## What you are asked to do
Go through the material and pull out every line with the string "answers" in it.

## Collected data
######

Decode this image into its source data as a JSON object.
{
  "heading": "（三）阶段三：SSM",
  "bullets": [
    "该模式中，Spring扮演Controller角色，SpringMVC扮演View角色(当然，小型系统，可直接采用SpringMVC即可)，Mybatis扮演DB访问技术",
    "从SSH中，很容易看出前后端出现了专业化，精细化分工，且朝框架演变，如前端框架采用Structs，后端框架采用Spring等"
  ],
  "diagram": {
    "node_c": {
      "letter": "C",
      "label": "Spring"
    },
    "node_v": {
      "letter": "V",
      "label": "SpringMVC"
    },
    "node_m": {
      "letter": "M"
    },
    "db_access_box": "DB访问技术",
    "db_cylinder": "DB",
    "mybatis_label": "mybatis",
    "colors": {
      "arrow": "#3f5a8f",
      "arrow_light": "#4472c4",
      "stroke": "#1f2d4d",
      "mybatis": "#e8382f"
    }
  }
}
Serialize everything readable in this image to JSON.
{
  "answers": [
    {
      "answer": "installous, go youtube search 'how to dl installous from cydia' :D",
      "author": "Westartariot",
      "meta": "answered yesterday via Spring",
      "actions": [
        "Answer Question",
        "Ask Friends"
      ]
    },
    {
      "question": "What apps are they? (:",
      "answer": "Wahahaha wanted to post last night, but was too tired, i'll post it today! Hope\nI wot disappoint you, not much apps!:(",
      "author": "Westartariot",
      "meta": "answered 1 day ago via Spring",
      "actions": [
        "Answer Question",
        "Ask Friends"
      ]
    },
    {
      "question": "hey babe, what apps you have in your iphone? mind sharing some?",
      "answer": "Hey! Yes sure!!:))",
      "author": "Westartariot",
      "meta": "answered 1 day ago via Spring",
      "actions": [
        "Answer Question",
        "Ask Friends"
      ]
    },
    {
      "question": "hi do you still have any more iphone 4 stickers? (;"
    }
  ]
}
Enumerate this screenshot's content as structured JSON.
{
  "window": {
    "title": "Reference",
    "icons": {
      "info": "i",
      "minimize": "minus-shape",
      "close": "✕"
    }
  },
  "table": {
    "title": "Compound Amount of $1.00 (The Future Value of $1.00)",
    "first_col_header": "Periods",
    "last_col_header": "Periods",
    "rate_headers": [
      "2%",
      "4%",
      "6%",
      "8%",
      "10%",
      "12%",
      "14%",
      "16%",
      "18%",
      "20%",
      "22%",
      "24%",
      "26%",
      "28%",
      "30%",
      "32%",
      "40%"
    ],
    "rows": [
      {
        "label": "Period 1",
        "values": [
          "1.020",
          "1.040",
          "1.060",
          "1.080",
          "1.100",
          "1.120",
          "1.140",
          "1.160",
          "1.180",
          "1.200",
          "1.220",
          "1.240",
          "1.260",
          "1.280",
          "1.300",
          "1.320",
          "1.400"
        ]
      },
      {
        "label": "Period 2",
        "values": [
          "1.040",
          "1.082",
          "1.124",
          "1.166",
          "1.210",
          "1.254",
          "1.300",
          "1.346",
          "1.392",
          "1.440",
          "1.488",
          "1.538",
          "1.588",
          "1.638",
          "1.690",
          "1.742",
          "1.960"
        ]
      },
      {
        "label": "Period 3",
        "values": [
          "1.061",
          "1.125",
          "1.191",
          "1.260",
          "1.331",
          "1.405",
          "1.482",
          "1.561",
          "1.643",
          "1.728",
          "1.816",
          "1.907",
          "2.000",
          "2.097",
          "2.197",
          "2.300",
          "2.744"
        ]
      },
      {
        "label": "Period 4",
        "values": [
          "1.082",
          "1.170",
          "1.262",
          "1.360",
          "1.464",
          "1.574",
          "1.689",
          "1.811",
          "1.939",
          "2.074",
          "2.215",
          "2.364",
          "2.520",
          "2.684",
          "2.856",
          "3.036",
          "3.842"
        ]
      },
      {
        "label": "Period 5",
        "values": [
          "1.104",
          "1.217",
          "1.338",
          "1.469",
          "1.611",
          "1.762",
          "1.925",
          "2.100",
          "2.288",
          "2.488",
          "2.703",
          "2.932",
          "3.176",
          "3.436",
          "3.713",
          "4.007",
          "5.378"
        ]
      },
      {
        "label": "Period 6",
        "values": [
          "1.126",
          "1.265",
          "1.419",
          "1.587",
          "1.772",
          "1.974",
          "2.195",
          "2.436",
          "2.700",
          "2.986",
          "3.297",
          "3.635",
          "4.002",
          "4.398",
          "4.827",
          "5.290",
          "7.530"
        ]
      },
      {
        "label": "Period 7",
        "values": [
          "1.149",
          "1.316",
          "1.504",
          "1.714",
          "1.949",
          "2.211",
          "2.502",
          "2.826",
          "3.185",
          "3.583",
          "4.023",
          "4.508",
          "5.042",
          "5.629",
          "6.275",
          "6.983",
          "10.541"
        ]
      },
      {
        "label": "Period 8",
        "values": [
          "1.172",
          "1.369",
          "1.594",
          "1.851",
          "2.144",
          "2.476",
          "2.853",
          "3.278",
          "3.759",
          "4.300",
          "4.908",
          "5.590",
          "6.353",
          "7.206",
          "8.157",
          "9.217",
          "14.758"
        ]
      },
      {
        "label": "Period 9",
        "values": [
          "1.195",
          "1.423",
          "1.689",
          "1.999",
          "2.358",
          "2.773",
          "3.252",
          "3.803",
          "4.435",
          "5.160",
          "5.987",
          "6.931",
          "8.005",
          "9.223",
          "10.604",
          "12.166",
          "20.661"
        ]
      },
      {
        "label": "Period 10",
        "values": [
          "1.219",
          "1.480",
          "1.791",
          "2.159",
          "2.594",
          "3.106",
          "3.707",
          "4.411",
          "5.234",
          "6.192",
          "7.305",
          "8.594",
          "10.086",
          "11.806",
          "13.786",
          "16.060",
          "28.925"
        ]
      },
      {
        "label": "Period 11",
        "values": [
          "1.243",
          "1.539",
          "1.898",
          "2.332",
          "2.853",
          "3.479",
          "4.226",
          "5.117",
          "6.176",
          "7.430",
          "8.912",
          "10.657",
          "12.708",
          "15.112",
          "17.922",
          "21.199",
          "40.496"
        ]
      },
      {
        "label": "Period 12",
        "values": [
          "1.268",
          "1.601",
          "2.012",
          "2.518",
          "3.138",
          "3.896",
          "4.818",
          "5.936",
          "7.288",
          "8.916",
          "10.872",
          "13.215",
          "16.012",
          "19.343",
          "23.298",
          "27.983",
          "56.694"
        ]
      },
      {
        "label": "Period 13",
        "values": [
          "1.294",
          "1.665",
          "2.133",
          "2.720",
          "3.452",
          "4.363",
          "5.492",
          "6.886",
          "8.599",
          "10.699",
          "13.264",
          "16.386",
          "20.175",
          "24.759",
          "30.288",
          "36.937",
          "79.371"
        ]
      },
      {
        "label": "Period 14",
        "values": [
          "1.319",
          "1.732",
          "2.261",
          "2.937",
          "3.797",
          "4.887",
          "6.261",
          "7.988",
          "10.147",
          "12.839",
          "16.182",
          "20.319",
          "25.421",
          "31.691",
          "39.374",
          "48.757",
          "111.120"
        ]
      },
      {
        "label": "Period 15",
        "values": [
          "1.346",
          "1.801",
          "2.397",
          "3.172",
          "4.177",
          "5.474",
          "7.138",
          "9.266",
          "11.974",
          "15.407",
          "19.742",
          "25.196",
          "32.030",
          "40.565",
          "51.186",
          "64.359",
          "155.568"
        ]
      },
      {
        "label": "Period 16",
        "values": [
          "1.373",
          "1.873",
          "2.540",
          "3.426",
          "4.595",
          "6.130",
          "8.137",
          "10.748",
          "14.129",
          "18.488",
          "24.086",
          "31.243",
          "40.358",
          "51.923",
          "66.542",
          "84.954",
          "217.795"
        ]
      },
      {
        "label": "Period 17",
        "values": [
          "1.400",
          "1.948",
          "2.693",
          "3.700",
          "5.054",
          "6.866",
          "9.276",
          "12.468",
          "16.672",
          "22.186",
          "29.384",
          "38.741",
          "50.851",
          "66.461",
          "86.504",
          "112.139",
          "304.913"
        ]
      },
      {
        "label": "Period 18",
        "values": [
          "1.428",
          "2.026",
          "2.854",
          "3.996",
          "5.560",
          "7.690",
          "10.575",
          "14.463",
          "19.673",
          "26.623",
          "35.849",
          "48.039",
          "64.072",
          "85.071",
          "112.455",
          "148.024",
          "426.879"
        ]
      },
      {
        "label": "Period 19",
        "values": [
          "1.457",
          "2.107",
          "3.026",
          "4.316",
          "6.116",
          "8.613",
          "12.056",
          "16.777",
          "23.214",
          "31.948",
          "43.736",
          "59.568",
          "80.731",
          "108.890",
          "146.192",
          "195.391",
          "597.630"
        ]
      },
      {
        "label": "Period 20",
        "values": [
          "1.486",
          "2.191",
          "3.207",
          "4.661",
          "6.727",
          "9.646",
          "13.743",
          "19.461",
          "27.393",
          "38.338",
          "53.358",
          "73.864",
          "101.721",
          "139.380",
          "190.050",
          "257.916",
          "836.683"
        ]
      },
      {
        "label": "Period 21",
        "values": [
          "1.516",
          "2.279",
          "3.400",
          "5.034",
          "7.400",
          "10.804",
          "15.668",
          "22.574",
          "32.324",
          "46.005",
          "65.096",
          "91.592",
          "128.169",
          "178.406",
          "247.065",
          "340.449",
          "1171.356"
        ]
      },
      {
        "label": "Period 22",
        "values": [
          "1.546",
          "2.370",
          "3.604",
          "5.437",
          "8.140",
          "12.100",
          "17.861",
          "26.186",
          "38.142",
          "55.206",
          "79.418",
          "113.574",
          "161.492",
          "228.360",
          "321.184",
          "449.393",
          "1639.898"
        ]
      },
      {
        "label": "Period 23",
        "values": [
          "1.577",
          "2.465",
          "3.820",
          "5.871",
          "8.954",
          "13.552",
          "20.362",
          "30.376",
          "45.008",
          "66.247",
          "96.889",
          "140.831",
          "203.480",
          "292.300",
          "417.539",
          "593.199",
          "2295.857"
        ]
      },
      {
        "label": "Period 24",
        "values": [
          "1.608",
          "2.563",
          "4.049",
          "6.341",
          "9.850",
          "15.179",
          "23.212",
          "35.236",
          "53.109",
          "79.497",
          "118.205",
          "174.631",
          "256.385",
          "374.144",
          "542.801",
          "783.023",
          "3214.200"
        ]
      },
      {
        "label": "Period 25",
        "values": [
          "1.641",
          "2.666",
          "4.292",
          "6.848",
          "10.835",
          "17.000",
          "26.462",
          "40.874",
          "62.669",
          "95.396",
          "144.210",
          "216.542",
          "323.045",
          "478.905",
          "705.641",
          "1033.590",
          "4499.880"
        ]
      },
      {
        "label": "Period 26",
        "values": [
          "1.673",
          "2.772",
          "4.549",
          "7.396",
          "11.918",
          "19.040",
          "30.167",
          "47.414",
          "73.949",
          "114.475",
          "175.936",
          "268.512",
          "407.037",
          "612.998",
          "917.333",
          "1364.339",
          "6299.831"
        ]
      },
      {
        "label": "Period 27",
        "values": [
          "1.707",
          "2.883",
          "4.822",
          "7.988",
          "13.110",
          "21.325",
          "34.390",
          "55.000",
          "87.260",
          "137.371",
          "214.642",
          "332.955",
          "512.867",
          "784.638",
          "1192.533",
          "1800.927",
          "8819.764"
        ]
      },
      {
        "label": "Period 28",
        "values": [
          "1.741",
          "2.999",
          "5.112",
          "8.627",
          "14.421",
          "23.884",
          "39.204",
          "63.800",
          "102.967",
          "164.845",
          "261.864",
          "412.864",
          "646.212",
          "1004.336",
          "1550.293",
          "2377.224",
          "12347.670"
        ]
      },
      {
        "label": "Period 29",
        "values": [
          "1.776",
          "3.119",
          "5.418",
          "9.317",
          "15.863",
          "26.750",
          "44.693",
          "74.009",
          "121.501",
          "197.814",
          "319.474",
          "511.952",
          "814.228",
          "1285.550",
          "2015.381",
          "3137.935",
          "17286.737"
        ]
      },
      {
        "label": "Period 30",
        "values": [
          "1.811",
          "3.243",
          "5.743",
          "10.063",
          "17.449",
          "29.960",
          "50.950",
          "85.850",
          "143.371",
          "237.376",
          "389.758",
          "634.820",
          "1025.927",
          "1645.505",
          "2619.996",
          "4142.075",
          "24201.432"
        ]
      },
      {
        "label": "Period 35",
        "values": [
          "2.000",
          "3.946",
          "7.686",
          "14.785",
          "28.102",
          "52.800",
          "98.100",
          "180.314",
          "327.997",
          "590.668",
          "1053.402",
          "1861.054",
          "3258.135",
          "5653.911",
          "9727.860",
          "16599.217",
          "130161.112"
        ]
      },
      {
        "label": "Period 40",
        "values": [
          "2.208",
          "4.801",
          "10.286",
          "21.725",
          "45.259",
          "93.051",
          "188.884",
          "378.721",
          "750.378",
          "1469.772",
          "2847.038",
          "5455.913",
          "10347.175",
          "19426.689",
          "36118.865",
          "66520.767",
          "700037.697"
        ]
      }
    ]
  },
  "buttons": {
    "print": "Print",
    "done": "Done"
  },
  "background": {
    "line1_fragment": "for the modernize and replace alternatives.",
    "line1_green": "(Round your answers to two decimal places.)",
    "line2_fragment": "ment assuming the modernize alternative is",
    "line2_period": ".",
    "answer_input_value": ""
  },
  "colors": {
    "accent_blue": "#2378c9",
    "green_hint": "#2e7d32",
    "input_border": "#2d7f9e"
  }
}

######

## Response
  "answers": [
    "line1_green": "(Round your answers to two decimal places.)",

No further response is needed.